_WORK REQUIRED_
Collect the lines of the entries where "nationella" shows up.

[Figure contents as structured data]
==============================

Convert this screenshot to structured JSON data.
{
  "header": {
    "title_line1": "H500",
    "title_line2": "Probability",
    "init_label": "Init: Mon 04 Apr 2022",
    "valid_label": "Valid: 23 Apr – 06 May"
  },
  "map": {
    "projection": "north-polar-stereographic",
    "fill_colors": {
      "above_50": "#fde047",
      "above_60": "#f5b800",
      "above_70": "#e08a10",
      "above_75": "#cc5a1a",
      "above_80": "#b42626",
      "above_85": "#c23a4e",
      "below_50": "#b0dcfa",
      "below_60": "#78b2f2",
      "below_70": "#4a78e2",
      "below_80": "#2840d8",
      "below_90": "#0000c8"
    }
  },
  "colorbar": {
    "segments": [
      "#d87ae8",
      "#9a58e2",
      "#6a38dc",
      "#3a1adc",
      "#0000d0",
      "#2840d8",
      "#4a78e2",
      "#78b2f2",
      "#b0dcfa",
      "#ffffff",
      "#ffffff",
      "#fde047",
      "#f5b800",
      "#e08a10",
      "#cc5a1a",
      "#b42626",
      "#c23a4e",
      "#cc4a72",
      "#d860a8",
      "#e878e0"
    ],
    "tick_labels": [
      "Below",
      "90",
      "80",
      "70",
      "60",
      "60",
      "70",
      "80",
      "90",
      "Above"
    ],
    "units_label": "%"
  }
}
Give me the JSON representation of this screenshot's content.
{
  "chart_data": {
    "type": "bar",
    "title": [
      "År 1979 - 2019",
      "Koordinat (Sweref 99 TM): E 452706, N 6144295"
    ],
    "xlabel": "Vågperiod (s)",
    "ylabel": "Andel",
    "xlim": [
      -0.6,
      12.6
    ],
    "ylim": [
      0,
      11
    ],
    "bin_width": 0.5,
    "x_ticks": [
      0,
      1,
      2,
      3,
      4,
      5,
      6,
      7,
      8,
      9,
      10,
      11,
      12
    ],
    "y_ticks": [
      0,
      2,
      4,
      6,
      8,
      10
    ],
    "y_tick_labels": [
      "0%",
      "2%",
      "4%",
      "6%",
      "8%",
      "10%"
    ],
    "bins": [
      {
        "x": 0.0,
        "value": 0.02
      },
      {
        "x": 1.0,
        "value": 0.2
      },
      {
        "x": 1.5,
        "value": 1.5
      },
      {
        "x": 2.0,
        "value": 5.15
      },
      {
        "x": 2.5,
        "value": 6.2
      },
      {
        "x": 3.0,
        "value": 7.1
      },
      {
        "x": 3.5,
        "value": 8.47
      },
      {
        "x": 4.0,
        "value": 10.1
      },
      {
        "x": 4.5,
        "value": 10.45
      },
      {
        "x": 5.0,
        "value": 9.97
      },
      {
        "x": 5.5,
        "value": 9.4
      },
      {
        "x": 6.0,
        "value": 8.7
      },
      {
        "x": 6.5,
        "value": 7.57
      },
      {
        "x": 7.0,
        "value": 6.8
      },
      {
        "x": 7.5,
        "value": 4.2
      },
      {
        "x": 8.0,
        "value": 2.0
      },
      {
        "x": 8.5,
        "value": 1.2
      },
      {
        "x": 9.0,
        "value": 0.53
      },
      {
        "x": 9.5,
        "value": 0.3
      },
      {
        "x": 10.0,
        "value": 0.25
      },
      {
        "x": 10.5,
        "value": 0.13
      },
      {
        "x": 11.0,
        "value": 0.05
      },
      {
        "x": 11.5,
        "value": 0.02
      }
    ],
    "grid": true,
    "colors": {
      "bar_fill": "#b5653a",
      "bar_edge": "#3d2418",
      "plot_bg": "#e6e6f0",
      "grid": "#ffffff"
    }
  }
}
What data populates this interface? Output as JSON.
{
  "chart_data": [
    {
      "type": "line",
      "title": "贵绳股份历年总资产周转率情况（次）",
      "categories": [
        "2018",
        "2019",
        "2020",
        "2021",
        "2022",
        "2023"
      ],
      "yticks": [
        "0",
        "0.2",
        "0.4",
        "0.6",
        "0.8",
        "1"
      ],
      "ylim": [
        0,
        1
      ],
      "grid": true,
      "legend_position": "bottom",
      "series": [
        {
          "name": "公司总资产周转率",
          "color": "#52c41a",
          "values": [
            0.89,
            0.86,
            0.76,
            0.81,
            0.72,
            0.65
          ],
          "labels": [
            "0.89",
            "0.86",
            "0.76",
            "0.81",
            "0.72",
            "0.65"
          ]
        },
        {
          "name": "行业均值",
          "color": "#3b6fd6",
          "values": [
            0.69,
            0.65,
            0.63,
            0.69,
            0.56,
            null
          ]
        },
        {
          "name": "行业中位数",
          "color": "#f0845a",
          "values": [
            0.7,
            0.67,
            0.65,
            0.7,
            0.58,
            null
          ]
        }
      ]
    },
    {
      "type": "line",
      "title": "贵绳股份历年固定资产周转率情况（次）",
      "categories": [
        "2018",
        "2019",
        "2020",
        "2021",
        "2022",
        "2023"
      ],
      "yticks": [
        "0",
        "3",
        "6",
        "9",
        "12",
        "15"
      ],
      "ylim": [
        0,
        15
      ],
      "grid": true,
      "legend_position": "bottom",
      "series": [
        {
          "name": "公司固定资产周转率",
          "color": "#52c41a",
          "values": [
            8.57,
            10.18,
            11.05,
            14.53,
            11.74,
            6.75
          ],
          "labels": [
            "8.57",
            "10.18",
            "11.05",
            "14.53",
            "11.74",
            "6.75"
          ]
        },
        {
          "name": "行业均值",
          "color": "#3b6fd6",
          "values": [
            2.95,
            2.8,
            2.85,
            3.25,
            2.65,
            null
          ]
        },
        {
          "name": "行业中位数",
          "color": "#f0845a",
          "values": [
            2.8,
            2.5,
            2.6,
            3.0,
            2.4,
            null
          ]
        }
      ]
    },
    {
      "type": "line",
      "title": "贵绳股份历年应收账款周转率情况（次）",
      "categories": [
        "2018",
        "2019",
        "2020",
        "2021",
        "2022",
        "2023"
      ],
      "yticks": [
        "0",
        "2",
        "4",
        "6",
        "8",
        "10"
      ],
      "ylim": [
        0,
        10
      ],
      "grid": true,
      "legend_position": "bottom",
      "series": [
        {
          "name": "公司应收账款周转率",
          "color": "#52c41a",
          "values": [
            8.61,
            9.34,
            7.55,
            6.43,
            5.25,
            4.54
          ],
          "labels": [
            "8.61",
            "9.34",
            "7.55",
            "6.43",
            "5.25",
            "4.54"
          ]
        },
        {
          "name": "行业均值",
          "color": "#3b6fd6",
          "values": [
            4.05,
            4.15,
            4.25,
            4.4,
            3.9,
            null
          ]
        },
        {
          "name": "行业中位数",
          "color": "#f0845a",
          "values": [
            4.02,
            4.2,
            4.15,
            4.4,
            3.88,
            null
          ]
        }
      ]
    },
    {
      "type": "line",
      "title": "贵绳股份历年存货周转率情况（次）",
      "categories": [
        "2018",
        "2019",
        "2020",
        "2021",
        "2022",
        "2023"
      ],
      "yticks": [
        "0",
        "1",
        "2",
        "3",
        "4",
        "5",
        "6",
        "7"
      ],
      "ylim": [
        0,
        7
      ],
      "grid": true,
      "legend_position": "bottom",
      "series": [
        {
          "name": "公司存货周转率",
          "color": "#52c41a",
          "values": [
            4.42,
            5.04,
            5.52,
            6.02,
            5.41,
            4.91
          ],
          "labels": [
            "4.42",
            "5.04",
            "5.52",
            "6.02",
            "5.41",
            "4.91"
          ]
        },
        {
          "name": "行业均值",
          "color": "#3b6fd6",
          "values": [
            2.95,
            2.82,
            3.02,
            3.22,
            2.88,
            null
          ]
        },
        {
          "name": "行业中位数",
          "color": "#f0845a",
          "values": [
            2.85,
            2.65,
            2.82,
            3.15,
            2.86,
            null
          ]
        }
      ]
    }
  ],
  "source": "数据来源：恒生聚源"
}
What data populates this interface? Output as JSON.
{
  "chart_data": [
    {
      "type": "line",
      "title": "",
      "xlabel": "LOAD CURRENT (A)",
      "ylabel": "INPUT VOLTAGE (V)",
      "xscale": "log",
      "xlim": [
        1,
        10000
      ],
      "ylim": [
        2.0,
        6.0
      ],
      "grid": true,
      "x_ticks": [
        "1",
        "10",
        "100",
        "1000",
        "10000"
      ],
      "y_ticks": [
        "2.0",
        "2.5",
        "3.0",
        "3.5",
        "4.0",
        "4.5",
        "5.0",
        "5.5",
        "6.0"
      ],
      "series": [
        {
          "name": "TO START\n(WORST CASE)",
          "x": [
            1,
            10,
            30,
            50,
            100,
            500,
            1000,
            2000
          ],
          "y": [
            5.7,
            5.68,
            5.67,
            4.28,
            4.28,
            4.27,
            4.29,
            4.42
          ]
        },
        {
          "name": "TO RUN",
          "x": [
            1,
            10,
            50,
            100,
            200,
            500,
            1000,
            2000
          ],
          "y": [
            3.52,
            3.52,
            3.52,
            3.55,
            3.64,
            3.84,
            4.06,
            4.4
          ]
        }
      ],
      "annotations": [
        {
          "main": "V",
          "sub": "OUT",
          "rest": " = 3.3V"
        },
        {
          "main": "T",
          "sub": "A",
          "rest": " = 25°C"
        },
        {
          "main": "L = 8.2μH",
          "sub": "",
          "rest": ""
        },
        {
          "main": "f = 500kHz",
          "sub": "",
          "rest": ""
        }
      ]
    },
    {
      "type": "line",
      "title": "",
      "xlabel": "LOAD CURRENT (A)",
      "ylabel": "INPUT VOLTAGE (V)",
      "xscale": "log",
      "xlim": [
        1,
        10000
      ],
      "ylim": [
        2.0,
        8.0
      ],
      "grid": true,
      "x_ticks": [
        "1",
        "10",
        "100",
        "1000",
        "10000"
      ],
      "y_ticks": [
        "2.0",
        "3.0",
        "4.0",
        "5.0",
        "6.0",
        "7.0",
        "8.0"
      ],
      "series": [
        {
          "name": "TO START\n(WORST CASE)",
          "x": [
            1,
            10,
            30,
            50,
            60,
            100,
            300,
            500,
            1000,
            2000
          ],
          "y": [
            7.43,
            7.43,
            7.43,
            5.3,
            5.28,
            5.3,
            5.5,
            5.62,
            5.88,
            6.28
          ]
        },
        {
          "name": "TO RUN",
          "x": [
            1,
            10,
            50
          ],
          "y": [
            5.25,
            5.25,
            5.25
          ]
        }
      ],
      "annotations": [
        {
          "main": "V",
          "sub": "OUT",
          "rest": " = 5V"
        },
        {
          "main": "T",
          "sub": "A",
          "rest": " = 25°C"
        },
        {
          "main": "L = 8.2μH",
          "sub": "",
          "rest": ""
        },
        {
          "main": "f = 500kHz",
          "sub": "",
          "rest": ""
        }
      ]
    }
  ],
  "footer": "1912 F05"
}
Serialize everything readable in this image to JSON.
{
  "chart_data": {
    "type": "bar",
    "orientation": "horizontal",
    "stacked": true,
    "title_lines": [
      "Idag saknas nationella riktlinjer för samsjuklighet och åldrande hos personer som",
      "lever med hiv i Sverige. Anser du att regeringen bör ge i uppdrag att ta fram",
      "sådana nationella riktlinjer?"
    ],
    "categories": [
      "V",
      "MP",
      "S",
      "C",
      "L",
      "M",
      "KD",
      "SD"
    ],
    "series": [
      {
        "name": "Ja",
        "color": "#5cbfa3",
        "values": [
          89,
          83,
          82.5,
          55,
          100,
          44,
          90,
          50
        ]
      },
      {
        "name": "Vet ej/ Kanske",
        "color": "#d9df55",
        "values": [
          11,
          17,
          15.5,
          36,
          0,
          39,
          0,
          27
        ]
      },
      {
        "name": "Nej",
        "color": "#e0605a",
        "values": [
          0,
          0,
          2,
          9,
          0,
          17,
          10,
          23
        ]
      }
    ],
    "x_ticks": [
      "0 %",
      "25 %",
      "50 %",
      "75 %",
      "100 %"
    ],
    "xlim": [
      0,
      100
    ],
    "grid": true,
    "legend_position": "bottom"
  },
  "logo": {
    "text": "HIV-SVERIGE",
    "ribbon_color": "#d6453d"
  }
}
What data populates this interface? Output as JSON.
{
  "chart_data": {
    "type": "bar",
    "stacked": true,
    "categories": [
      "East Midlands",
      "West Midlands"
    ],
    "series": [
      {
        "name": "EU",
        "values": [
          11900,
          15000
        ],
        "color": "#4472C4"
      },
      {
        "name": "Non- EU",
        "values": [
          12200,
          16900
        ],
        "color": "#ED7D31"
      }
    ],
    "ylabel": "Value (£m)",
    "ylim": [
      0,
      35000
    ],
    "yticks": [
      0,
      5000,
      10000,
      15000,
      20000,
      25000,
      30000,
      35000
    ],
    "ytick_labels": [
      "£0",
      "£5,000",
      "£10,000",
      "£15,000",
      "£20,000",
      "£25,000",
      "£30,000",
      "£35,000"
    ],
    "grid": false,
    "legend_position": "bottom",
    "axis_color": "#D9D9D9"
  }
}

==============================

_TASK RESPONSE_
      "Idag saknas nationella riktlinjer för samsjuklighet och åldrande hos personer som",
      "sådana nationella riktlinjer?"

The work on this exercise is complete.